=== Provided data ===
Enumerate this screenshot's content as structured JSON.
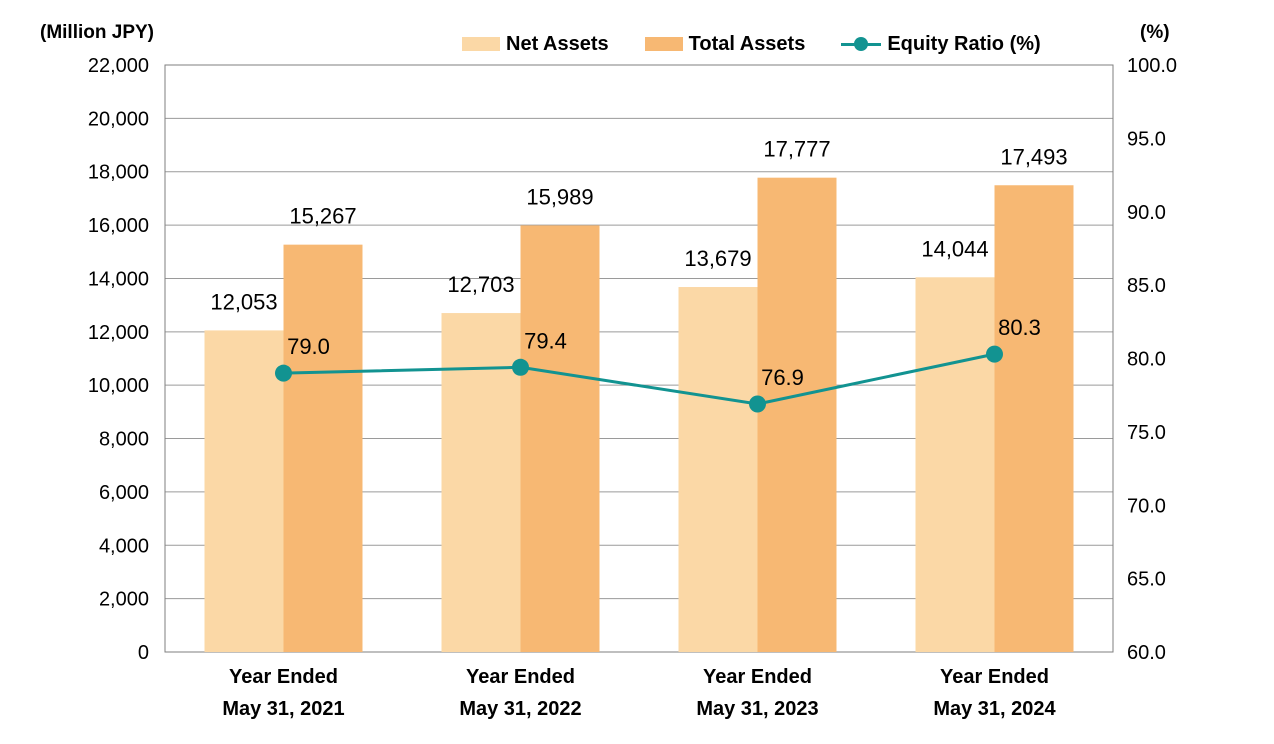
{
  "chart_data": {
    "type": "bar",
    "categories": [
      [
        "Year Ended",
        "May 31, 2021"
      ],
      [
        "Year Ended",
        "May 31, 2022"
      ],
      [
        "Year Ended",
        "May 31, 2023"
      ],
      [
        "Year Ended",
        "May 31, 2024"
      ]
    ],
    "series": [
      {
        "name": "Net Assets",
        "kind": "bar",
        "axis": "left",
        "color": "#fbd8a6",
        "values": [
          12053,
          12703,
          13679,
          14044
        ],
        "labels": [
          "12,053",
          "12,703",
          "13,679",
          "14,044"
        ]
      },
      {
        "name": "Total Assets",
        "kind": "bar",
        "axis": "left",
        "color": "#f7b873",
        "values": [
          15267,
          15989,
          17777,
          17493
        ],
        "labels": [
          "15,267",
          "15,989",
          "17,777",
          "17,493"
        ]
      },
      {
        "name": "Equity Ratio (%)",
        "kind": "line",
        "axis": "right",
        "color": "#129391",
        "values": [
          79.0,
          79.4,
          76.9,
          80.3
        ],
        "labels": [
          "79.0",
          "79.4",
          "76.9",
          "80.3"
        ]
      }
    ],
    "y_left": {
      "unit": "(Million JPY)",
      "ylim": [
        0,
        22000
      ],
      "ticks": [
        "0",
        "2,000",
        "4,000",
        "6,000",
        "8,000",
        "10,000",
        "12,000",
        "14,000",
        "16,000",
        "18,000",
        "20,000",
        "22,000"
      ]
    },
    "y_right": {
      "unit": "(%)",
      "ylim": [
        60,
        100
      ],
      "ticks": [
        "60.0",
        "65.0",
        "70.0",
        "75.0",
        "80.0",
        "85.0",
        "90.0",
        "95.0",
        "100.0"
      ]
    },
    "grid": true,
    "legend_position": "top-right"
  }
}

=== Exercise ===
Return all of the entries exactly as written, but drop any pictures they hold.

=== Response for this exercise ===
Enumerate this screenshot's content as structured JSON.
{
  "chart_data": {
    "type": "bar",
    "categories": [
      [
        "Year Ended",
        "May 31, 2021"
      ],
      [
        "Year Ended",
        "May 31, 2022"
      ],
      [
        "Year Ended",
        "May 31, 2023"
      ],
      [
        "Year Ended",
        "May 31, 2024"
      ]
    ],
    "series": [
      {
        "name": "Net Assets",
        "kind": "bar",
        "axis": "left",
        "color": "#fbd8a6",
        "values": [
          12053,
          12703,
          13679,
          14044
        ],
        "labels": [
          "12,053",
          "12,703",
          "13,679",
          "14,044"
        ]
      },
      {
        "name": "Total Assets",
        "kind": "bar",
        "axis": "left",
        "color": "#f7b873",
        "values": [
          15267,
          15989,
          17777,
          17493
        ],
        "labels": [
          "15,267",
          "15,989",
          "17,777",
          "17,493"
        ]
      },
      {
        "name": "Equity Ratio (%)",
        "kind": "line",
        "axis": "right",
        "color": "#129391",
        "values": [
          79.0,
          79.4,
          76.9,
          80.3
        ],
        "labels": [
          "79.0",
          "79.4",
          "76.9",
          "80.3"
        ]
      }
    ],
    "y_left": {
      "unit": "(Million JPY)",
      "ylim": [
        0,
        22000
      ],
      "ticks": [
        "0",
        "2,000",
        "4,000",
        "6,000",
        "8,000",
        "10,000",
        "12,000",
        "14,000",
        "16,000",
        "18,000",
        "20,000",
        "22,000"
      ]
    },
    "y_right": {
      "unit": "(%)",
      "ylim": [
        60,
        100
      ],
      "ticks": [
        "60.0",
        "65.0",
        "70.0",
        "75.0",
        "80.0",
        "85.0",
        "90.0",
        "95.0",
        "100.0"
      ]
    },
    "grid": true,
    "legend_position": "top-right"
  }
}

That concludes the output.